[Aim]
Single out the lines of the material that contain "изложить" and copy them.

[Extracted records]
━━━━━━━━━━━━━━━━━━━━━━━━━━━━━━

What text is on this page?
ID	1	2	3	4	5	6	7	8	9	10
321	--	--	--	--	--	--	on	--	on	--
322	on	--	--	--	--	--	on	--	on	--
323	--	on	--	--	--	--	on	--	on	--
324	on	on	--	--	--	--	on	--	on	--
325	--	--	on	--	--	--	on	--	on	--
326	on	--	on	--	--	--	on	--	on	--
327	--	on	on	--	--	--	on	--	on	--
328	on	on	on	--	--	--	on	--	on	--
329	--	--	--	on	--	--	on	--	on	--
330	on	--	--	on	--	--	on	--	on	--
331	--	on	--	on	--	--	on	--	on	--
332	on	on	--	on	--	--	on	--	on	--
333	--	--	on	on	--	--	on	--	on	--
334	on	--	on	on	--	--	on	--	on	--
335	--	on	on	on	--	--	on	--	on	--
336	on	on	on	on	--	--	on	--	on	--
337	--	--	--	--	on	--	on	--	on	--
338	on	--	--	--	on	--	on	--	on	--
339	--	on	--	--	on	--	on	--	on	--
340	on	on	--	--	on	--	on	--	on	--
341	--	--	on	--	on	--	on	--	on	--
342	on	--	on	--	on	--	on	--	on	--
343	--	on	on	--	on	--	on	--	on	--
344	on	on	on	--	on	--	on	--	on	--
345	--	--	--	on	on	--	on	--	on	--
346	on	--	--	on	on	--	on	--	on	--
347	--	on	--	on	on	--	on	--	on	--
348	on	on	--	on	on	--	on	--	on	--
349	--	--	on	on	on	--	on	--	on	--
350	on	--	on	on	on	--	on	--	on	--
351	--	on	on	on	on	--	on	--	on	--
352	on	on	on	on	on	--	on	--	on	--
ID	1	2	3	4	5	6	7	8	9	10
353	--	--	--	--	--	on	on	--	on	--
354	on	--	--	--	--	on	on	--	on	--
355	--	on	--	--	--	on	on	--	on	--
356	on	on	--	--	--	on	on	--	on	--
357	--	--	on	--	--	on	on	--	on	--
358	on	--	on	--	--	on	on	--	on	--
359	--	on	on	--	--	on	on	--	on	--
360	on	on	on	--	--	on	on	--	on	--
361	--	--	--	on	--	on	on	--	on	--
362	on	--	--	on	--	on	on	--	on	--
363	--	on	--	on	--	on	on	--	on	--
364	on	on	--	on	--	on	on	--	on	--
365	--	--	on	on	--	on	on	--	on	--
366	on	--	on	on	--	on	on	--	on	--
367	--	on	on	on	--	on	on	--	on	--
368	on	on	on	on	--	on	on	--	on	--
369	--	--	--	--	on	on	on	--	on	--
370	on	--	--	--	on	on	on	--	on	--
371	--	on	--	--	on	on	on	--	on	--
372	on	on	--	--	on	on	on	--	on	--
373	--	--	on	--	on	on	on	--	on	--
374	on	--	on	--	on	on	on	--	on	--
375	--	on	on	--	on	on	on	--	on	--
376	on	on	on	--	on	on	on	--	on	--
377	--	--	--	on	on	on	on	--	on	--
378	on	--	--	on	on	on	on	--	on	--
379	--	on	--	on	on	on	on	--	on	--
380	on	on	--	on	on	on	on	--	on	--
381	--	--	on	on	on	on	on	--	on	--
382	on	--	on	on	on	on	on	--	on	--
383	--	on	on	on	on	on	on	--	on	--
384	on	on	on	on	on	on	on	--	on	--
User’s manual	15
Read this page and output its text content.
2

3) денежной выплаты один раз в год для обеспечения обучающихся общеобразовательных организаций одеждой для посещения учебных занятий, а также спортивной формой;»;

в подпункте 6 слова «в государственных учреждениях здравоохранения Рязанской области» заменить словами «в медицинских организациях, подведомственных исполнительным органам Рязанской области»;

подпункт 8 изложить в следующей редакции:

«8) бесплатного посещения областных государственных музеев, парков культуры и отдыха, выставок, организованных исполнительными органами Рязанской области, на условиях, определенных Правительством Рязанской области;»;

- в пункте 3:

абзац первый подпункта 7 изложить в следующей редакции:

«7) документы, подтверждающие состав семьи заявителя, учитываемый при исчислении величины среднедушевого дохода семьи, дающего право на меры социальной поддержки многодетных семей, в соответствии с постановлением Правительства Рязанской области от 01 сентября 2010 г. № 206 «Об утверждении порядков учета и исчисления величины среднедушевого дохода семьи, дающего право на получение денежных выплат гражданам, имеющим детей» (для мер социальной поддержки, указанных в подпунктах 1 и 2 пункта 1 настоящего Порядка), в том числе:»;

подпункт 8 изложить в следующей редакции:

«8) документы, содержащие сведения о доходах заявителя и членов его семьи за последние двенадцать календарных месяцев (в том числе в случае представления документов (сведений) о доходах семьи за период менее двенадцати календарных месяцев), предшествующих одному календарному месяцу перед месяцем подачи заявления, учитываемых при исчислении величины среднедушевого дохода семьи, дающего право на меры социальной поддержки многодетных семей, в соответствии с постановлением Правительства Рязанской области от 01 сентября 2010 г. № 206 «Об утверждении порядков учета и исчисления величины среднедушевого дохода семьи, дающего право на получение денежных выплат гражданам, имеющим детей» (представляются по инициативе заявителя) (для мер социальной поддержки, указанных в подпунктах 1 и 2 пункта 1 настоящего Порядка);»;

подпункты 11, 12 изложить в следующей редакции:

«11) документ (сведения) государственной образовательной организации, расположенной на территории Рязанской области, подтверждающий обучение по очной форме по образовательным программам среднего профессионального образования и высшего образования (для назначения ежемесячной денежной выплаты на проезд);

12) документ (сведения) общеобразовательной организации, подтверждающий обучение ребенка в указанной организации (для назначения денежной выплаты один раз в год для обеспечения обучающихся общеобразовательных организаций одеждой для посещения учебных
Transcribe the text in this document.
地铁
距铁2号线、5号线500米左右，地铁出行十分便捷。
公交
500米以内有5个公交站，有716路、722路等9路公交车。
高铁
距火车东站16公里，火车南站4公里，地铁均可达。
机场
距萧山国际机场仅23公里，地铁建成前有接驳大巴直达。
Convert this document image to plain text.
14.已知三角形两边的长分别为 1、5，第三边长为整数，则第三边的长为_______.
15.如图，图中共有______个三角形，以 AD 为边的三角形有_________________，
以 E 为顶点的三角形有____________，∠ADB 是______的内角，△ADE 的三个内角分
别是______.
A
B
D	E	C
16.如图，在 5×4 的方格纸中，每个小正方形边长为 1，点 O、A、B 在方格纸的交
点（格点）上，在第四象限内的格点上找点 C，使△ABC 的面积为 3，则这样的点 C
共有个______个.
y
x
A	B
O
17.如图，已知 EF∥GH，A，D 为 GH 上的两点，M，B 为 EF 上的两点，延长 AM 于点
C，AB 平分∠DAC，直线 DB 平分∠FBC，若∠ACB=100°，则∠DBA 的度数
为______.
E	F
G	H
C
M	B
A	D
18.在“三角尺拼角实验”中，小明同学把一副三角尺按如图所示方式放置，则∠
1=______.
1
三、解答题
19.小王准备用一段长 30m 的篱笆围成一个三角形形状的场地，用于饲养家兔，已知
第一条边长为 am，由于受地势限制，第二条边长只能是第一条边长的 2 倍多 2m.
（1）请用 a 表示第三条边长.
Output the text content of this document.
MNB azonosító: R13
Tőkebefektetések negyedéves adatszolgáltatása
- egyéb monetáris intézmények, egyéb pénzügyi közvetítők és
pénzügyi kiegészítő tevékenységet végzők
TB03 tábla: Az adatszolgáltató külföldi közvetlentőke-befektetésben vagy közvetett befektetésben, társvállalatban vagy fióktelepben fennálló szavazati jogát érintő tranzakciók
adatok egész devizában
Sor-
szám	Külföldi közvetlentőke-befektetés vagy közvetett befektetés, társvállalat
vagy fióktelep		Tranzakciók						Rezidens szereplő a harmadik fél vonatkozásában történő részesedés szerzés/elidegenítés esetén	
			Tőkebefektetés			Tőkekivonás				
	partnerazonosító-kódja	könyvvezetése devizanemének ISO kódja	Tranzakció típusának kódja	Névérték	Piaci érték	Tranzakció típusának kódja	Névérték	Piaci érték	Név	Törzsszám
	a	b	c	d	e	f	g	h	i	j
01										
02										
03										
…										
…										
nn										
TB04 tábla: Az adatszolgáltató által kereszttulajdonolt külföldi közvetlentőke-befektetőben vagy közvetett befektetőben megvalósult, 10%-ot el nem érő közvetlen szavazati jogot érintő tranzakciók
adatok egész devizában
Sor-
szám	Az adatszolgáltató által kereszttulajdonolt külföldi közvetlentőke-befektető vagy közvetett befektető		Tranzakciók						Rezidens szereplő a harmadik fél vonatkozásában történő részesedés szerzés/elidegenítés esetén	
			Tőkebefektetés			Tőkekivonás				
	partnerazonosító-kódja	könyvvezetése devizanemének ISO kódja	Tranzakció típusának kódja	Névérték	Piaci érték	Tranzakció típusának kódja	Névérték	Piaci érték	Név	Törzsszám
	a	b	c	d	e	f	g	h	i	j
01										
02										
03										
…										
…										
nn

━━━━━━━━━━━━━━━━━━━━━━━━━━━━━━

[In response]
подпункт 8 изложить в следующей редакции:
абзац первый подпункта 7 изложить в следующей редакции:
подпункт 8 изложить в следующей редакции:
подпункты 11, 12 изложить в следующей редакции:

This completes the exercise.